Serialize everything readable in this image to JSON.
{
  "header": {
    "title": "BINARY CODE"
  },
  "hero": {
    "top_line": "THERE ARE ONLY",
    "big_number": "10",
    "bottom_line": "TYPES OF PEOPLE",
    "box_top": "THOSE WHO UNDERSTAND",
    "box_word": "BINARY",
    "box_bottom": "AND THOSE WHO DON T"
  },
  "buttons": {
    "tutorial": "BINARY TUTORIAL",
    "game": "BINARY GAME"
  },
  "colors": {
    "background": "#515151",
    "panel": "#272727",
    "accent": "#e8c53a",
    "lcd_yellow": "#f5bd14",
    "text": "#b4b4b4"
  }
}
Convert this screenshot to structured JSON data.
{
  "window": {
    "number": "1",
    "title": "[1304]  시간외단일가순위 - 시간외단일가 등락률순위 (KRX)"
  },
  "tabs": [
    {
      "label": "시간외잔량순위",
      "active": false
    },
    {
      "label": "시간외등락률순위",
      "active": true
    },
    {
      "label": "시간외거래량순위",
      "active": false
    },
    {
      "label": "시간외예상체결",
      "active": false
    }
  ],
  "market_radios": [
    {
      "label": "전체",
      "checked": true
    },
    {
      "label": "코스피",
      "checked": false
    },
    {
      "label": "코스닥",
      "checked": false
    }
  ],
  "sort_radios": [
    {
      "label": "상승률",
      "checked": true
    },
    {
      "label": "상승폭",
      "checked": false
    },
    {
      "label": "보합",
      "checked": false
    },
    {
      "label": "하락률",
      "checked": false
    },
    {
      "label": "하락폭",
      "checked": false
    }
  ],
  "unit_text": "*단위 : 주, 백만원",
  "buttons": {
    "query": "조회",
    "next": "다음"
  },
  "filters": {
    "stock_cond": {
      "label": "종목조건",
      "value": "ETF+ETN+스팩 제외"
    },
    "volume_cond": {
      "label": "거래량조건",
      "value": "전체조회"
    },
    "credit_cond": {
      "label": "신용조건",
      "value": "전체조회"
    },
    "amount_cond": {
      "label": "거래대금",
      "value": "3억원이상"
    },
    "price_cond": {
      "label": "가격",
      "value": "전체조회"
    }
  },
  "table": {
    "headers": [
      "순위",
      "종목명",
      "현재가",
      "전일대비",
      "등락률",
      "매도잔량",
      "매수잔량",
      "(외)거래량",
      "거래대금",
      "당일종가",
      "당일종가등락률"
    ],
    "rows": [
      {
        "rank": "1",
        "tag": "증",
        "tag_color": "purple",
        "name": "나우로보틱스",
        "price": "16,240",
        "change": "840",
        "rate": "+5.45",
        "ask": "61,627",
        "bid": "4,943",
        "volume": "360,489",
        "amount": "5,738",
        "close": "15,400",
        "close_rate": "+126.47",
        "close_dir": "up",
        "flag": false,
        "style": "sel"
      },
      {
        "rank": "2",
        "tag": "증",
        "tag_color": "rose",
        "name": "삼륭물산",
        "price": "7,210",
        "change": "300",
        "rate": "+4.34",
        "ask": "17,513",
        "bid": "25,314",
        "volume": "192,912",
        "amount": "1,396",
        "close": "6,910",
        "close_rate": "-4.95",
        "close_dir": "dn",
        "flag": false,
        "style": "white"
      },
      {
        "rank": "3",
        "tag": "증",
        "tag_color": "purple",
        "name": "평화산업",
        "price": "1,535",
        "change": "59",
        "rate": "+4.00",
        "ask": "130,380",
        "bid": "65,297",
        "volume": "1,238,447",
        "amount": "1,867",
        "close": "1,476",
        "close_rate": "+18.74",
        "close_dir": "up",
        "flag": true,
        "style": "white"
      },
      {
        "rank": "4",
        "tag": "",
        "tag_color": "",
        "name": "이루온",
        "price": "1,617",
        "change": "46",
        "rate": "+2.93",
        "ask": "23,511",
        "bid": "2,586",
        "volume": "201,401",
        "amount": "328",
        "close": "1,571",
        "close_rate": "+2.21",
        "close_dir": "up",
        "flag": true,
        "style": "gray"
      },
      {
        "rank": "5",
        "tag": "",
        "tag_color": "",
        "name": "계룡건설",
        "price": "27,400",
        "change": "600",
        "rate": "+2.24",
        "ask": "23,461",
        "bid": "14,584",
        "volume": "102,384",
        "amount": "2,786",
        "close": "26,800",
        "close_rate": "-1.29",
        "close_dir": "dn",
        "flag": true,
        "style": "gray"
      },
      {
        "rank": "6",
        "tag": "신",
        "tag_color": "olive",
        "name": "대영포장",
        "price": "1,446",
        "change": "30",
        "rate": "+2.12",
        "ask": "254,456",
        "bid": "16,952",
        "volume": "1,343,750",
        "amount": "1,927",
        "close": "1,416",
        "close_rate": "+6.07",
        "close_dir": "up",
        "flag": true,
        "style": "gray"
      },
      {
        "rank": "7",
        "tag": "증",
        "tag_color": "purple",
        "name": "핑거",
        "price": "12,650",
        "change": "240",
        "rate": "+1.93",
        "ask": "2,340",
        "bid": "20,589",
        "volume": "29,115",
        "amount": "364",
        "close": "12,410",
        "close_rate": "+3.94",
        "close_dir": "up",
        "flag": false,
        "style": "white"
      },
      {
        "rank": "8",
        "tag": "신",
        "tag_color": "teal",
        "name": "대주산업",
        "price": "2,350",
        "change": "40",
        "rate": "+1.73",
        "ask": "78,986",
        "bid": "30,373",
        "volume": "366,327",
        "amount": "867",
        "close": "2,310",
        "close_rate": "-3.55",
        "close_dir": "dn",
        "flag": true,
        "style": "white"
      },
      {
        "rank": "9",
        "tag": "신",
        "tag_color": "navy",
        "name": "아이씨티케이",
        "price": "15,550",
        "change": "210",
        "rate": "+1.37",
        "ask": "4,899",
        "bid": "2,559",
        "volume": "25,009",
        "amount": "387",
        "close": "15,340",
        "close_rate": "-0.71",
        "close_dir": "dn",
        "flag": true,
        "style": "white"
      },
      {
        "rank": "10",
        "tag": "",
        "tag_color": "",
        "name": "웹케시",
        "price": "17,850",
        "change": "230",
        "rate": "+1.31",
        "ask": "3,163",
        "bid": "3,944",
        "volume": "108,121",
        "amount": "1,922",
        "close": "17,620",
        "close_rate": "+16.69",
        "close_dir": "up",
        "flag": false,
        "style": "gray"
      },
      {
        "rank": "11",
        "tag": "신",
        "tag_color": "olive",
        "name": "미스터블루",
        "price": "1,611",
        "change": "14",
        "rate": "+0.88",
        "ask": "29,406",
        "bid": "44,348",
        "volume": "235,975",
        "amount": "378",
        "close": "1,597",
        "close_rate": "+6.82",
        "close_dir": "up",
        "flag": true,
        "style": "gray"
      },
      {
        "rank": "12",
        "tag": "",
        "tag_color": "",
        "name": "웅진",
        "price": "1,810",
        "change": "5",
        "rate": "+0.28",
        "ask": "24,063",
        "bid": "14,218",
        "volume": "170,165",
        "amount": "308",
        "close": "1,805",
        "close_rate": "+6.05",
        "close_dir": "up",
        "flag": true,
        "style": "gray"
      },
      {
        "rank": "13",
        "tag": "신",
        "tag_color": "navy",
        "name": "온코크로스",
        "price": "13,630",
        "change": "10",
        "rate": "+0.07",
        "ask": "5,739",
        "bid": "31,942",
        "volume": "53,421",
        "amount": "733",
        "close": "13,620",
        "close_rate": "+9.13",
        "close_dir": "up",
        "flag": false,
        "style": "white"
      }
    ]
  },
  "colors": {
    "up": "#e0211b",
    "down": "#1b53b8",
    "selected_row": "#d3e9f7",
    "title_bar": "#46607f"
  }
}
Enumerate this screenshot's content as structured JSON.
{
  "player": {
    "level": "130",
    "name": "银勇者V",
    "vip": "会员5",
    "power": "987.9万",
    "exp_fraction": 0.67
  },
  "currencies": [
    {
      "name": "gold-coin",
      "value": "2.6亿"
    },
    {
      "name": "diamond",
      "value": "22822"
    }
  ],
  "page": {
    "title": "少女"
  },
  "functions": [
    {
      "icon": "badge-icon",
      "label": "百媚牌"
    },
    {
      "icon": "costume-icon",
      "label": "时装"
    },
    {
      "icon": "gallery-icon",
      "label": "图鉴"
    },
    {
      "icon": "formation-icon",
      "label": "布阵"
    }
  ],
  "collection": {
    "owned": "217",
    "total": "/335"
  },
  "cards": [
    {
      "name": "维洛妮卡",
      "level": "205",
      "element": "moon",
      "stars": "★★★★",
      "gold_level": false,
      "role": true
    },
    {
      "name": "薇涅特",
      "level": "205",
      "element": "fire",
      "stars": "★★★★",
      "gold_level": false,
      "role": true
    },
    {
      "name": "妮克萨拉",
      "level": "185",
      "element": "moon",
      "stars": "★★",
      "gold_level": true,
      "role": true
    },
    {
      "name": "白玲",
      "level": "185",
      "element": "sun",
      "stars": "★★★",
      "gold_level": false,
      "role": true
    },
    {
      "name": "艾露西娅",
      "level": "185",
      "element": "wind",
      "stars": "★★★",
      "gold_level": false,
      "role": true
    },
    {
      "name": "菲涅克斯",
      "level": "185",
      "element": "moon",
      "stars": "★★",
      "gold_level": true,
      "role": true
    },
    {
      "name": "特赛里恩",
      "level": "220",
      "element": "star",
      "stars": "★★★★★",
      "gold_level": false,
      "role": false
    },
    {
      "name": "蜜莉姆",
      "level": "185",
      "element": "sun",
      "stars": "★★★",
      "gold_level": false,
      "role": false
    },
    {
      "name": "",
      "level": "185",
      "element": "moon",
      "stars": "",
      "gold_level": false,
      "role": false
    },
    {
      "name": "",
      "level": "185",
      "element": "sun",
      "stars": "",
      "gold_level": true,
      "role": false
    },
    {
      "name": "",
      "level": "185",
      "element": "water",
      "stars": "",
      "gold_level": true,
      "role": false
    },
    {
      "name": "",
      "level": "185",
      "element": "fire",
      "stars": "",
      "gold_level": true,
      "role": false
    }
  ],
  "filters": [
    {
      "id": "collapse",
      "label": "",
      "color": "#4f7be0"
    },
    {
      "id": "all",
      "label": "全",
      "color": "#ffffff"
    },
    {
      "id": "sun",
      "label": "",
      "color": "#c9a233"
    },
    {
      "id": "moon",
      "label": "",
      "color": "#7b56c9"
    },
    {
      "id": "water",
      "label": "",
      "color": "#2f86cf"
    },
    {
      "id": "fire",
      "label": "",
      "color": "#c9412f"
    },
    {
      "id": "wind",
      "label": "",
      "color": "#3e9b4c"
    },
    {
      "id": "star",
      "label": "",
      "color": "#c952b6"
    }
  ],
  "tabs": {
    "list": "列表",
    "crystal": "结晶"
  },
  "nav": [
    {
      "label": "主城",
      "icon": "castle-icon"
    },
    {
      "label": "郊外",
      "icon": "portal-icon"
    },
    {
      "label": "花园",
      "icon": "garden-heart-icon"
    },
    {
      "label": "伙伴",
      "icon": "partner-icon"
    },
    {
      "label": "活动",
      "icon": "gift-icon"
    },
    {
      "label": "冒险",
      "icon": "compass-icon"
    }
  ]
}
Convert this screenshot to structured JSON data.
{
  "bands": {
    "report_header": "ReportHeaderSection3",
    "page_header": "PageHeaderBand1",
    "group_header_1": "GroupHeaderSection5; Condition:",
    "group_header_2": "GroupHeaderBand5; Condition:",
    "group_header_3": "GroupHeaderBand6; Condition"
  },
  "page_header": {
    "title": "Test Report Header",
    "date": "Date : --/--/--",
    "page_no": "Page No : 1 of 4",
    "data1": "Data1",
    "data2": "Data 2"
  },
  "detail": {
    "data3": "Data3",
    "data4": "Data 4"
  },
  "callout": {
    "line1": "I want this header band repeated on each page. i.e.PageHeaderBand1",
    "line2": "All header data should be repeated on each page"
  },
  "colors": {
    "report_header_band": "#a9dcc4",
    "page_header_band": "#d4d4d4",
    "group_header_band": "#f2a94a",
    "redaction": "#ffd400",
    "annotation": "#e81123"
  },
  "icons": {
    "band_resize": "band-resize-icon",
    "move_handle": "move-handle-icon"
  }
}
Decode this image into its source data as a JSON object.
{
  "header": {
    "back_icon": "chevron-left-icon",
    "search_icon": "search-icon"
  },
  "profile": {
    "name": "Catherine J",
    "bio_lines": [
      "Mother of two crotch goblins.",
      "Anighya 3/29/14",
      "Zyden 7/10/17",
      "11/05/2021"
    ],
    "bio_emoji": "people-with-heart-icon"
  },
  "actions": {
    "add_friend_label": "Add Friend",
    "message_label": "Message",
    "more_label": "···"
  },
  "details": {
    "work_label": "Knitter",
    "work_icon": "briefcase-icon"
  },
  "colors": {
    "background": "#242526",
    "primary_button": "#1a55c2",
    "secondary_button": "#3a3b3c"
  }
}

■ ■ ■ ■

--- PROBLEM TO WORK ON ---
Note every line above where the string "repeated" shows up, and copy those lines.

--- TASK ANSWER ---
    "line1": "I want this header band repeated on each page. i.e.PageHeaderBand1",
    "line2": "All header data should be repeated on each page"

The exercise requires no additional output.